WHAT THE EXERCISE ASKS
Output every line of the entries from the line containing "Parse this screenshot: output" through the last, exactly, with no other content.

+--

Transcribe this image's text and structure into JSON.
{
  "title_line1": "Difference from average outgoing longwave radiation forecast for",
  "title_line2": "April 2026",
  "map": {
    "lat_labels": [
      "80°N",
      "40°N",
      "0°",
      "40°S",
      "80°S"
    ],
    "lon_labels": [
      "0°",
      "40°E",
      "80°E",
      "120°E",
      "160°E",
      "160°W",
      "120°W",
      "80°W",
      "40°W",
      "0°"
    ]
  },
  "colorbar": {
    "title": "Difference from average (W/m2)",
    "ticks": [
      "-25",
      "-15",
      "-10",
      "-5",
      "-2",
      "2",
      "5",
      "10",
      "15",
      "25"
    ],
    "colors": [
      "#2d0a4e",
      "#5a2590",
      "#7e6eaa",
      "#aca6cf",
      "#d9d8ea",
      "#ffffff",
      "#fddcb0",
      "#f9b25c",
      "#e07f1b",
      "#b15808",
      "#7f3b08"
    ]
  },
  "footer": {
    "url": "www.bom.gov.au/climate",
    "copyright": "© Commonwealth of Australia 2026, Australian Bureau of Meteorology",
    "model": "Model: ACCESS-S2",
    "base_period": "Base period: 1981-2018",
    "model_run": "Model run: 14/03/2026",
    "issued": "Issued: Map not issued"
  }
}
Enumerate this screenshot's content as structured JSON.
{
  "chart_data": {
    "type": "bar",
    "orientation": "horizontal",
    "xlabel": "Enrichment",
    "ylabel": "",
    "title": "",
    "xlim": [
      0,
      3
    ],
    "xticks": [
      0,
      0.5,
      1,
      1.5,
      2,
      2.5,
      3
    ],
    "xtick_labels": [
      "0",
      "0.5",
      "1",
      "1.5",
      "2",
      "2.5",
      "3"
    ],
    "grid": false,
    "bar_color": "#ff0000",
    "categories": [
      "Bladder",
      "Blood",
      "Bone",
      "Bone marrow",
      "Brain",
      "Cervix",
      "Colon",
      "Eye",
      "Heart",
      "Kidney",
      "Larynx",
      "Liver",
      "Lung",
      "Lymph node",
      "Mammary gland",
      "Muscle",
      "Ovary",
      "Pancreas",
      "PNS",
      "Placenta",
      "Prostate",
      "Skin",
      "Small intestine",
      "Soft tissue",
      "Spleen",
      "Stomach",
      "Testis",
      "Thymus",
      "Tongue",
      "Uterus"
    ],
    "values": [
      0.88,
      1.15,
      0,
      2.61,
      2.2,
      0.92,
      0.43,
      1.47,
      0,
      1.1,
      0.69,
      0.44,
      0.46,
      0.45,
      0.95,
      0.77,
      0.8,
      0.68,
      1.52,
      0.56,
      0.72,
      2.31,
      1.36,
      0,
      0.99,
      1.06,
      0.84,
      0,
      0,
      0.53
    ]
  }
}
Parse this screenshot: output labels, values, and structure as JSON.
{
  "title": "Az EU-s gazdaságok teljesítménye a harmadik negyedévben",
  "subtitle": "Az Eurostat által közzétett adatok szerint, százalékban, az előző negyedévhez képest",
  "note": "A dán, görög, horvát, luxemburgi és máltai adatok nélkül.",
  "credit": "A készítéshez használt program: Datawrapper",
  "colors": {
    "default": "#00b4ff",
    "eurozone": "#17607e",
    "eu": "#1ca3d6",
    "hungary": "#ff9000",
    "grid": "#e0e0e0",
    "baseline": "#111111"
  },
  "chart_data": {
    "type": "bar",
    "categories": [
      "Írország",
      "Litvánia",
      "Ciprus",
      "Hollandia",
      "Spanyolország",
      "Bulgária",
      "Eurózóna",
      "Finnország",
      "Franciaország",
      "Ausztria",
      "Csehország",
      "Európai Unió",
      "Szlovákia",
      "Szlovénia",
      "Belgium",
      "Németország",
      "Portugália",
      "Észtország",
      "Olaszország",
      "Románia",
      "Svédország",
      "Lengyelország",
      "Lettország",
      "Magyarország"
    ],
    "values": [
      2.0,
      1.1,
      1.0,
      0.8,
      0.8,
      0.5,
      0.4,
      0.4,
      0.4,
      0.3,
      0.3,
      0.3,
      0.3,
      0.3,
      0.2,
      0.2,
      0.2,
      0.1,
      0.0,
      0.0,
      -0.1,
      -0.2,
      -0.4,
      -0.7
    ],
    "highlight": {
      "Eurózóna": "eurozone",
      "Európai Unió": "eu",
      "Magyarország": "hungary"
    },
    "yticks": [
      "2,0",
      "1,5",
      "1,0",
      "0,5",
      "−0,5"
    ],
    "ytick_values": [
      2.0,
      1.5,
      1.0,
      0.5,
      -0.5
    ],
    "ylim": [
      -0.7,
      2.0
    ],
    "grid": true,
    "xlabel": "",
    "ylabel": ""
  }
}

+--

OUTPUT BELOW
Parse this screenshot: output labels, values, and structure as JSON.
{
  "title": "Az EU-s gazdaságok teljesítménye a harmadik negyedévben",
  "subtitle": "Az Eurostat által közzétett adatok szerint, százalékban, az előző negyedévhez képest",
  "note": "A dán, görög, horvát, luxemburgi és máltai adatok nélkül.",
  "credit": "A készítéshez használt program: Datawrapper",
  "colors": {
    "default": "#00b4ff",
    "eurozone": "#17607e",
    "eu": "#1ca3d6",
    "hungary": "#ff9000",
    "grid": "#e0e0e0",
    "baseline": "#111111"
  },
  "chart_data": {
    "type": "bar",
    "categories": [
      "Írország",
      "Litvánia",
      "Ciprus",
      "Hollandia",
      "Spanyolország",
      "Bulgária",
      "Eurózóna",
      "Finnország",
      "Franciaország",
      "Ausztria",
      "Csehország",
      "Európai Unió",
      "Szlovákia",
      "Szlovénia",
      "Belgium",
      "Németország",
      "Portugália",
      "Észtország",
      "Olaszország",
      "Románia",
      "Svédország",
      "Lengyelország",
      "Lettország",
      "Magyarország"
    ],
    "values": [
      2.0,
      1.1,
      1.0,
      0.8,
      0.8,
      0.5,
      0.4,
      0.4,
      0.4,
      0.3,
      0.3,
      0.3,
      0.3,
      0.3,
      0.2,
      0.2,
      0.2,
      0.1,
      0.0,
      0.0,
      -0.1,
      -0.2,
      -0.4,
      -0.7
    ],
    "highlight": {
      "Eurózóna": "eurozone",
      "Európai Unió": "eu",
      "Magyarország": "hungary"
    },
    "yticks": [
      "2,0",
      "1,5",
      "1,0",
      "0,5",
      "−0,5"
    ],
    "ytick_values": [
      2.0,
      1.5,
      1.0,
      0.5,
      -0.5
    ],
    "ylim": [
      -0.7,
      2.0
    ],
    "grid": true,
    "xlabel": "",
    "ylabel": ""
  }
}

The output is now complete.